== Material for this exercise

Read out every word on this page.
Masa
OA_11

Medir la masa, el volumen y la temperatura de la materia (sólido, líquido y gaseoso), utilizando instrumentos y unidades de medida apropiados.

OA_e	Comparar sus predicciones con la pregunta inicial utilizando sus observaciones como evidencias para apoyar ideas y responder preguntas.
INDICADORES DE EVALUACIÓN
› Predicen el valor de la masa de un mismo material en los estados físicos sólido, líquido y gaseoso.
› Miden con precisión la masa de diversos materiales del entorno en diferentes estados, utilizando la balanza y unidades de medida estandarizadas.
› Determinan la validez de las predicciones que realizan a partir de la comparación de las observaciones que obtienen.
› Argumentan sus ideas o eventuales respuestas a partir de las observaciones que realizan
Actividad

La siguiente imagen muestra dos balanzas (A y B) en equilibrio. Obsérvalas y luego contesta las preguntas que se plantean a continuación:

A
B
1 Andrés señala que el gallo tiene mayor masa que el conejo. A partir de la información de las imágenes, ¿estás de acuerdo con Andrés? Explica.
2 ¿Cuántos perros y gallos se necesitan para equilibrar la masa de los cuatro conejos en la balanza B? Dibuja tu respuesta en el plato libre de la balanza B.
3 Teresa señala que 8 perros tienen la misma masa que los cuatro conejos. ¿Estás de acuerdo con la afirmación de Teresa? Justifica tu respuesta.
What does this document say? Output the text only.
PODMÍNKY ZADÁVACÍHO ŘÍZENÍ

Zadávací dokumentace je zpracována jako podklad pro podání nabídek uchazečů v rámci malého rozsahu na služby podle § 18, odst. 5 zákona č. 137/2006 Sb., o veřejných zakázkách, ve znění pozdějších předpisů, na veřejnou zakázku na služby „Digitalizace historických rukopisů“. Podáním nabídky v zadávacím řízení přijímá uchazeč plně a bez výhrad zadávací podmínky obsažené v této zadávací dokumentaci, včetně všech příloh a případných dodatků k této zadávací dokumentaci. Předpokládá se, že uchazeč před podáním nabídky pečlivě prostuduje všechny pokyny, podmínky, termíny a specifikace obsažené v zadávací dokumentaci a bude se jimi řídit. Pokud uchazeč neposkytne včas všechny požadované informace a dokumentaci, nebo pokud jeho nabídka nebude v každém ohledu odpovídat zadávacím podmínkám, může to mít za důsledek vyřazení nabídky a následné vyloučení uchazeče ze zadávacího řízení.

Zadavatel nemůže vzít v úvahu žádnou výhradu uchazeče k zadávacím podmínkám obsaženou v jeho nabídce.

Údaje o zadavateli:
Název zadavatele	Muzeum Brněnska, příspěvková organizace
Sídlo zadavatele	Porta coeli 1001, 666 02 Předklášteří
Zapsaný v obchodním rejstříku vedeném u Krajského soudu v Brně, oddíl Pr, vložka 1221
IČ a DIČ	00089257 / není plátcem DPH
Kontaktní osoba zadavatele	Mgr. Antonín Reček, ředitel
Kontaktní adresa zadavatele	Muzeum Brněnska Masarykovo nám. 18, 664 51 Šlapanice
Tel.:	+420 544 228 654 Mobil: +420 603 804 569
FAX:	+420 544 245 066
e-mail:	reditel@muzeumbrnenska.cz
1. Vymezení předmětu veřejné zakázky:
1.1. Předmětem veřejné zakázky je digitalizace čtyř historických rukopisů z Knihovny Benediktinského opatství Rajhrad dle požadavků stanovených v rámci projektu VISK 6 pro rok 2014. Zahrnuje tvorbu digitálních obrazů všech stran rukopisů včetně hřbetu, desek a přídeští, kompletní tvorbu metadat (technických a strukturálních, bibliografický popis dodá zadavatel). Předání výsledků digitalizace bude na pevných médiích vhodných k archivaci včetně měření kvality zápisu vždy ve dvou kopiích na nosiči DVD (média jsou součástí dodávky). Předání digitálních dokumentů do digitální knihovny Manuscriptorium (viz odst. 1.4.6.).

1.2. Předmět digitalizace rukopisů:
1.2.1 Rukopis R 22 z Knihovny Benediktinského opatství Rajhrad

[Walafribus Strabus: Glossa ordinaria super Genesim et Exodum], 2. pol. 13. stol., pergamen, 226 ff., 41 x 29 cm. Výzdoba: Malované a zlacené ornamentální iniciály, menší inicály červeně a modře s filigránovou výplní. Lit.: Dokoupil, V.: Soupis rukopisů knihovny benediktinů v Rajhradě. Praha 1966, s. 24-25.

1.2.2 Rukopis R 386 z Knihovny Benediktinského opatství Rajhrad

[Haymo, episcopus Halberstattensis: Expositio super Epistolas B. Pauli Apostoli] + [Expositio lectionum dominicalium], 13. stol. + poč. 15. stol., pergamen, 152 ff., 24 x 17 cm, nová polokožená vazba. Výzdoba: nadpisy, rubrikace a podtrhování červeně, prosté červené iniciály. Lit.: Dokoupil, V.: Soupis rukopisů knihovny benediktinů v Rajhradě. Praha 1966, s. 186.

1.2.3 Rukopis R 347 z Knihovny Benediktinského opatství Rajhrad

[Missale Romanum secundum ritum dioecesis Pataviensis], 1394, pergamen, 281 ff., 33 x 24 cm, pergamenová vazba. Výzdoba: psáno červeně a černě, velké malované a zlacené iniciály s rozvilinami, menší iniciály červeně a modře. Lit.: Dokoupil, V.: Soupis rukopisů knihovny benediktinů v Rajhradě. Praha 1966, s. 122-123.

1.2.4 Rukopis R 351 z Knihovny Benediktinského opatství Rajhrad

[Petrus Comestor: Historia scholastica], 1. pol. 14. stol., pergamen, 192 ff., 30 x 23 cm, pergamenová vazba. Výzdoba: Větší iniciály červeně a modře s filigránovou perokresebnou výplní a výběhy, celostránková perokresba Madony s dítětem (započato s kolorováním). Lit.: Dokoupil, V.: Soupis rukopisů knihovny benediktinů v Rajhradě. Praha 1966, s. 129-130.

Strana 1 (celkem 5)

====

» **Problem to work on**
Copy out, from the listing above, every line that contains the word "gaseoso".

» **Exercise solution**
Medir la masa, el volumen y la temperatura de la materia (sólido, líquido y gaseoso), utilizando instrumentos y unidades de medida apropiados.
› Predicen el valor de la masa de un mismo material en los estados físicos sólido, líquido y gaseoso.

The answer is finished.